What is required - Below are some records; return each one exactly.
▽
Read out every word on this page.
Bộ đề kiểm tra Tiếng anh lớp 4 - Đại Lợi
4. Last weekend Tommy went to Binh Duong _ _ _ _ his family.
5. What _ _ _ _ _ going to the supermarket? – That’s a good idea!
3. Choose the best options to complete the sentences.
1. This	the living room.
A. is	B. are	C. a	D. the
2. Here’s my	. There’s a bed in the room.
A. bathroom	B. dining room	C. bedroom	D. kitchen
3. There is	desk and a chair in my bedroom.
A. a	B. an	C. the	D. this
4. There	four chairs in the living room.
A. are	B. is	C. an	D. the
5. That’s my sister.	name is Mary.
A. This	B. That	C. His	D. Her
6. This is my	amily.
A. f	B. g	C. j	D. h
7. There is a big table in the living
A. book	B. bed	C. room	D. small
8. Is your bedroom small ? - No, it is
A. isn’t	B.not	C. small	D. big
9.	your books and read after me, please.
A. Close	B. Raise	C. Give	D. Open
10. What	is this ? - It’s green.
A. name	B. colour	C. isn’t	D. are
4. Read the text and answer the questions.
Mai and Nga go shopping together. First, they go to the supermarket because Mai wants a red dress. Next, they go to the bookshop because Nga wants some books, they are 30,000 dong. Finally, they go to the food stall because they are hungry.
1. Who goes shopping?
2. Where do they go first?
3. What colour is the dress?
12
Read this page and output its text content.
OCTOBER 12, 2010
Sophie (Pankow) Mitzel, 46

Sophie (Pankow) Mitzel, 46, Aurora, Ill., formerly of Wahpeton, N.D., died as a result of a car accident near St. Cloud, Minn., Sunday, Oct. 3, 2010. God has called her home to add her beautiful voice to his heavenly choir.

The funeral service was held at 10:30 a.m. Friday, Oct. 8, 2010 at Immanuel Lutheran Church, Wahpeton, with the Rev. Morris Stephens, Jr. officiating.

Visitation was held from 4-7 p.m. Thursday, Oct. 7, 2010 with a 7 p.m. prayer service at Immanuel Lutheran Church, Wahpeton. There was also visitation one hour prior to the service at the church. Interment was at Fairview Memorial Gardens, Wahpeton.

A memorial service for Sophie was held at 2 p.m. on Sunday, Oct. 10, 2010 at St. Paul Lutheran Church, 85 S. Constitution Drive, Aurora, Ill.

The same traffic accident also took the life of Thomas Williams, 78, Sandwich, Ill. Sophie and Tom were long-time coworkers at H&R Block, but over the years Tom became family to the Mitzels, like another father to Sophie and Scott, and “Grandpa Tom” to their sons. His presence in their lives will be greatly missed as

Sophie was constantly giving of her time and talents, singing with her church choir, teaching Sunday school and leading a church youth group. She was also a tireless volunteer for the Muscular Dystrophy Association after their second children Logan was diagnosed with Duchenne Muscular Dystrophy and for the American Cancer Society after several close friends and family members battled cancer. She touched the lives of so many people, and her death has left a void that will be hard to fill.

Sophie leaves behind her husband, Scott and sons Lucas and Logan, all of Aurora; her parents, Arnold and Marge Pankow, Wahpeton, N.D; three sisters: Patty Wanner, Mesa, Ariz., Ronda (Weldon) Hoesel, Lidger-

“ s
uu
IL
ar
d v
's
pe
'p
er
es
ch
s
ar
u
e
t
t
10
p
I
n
△
Task response -
Read out every word on this page.
Bộ đề kiểm tra Tiếng anh lớp 4 - Đại Lợi
4. Last weekend Tommy went to Binh Duong _ _ _ _ his family.
5. What _ _ _ _ _ going to the supermarket? – That’s a good idea!
3. Choose the best options to complete the sentences.
1. This	the living room.
A. is	B. are	C. a	D. the
2. Here’s my	. There’s a bed in the room.
A. bathroom	B. dining room	C. bedroom	D. kitchen
3. There is	desk and a chair in my bedroom.
A. a	B. an	C. the	D. this
4. There	four chairs in the living room.
A. are	B. is	C. an	D. the
5. That’s my sister.	name is Mary.
A. This	B. That	C. His	D. Her
6. This is my	amily.
A. f	B. g	C. j	D. h
7. There is a big table in the living
A. book	B. bed	C. room	D. small
8. Is your bedroom small ? - No, it is
A. isn’t	B.not	C. small	D. big
9.	your books and read after me, please.
A. Close	B. Raise	C. Give	D. Open
10. What	is this ? - It’s green.
A. name	B. colour	C. isn’t	D. are
4. Read the text and answer the questions.
Mai and Nga go shopping together. First, they go to the supermarket because Mai wants a red dress. Next, they go to the bookshop because Nga wants some books, they are 30,000 dong. Finally, they go to the food stall because they are hungry.
1. Who goes shopping?
2. Where do they go first?
3. What colour is the dress?
12
Read this page and output its text content.
OCTOBER 12, 2010
Sophie (Pankow) Mitzel, 46

Sophie (Pankow) Mitzel, 46, Aurora, Ill., formerly of Wahpeton, N.D., died as a result of a car accident near St. Cloud, Minn., Sunday, Oct. 3, 2010. God has called her home to add her beautiful voice to his heavenly choir.

The funeral service was held at 10:30 a.m. Friday, Oct. 8, 2010 at Immanuel Lutheran Church, Wahpeton, with the Rev. Morris Stephens, Jr. officiating.

Visitation was held from 4-7 p.m. Thursday, Oct. 7, 2010 with a 7 p.m. prayer service at Immanuel Lutheran Church, Wahpeton. There was also visitation one hour prior to the service at the church. Interment was at Fairview Memorial Gardens, Wahpeton.

A memorial service for Sophie was held at 2 p.m. on Sunday, Oct. 10, 2010 at St. Paul Lutheran Church, 85 S. Constitution Drive, Aurora, Ill.

The same traffic accident also took the life of Thomas Williams, 78, Sandwich, Ill. Sophie and Tom were long-time coworkers at H&R Block, but over the years Tom became family to the Mitzels, like another father to Sophie and Scott, and “Grandpa Tom” to their sons. His presence in their lives will be greatly missed as

Sophie was constantly giving of her time and talents, singing with her church choir, teaching Sunday school and leading a church youth group. She was also a tireless volunteer for the Muscular Dystrophy Association after their second children Logan was diagnosed with Duchenne Muscular Dystrophy and for the American Cancer Society after several close friends and family members battled cancer. She touched the lives of so many people, and her death has left a void that will be hard to fill.

Sophie leaves behind her husband, Scott and sons Lucas and Logan, all of Aurora; her parents, Arnold and Marge Pankow, Wahpeton, N.D; three sisters: Patty Wanner, Mesa, Ariz., Ronda (Weldon) Hoesel, Lidger-

“ s
uu
IL
ar
d v
's
pe
'p
er
es
ch
s
ar
u
e
t
t
10
p
I
n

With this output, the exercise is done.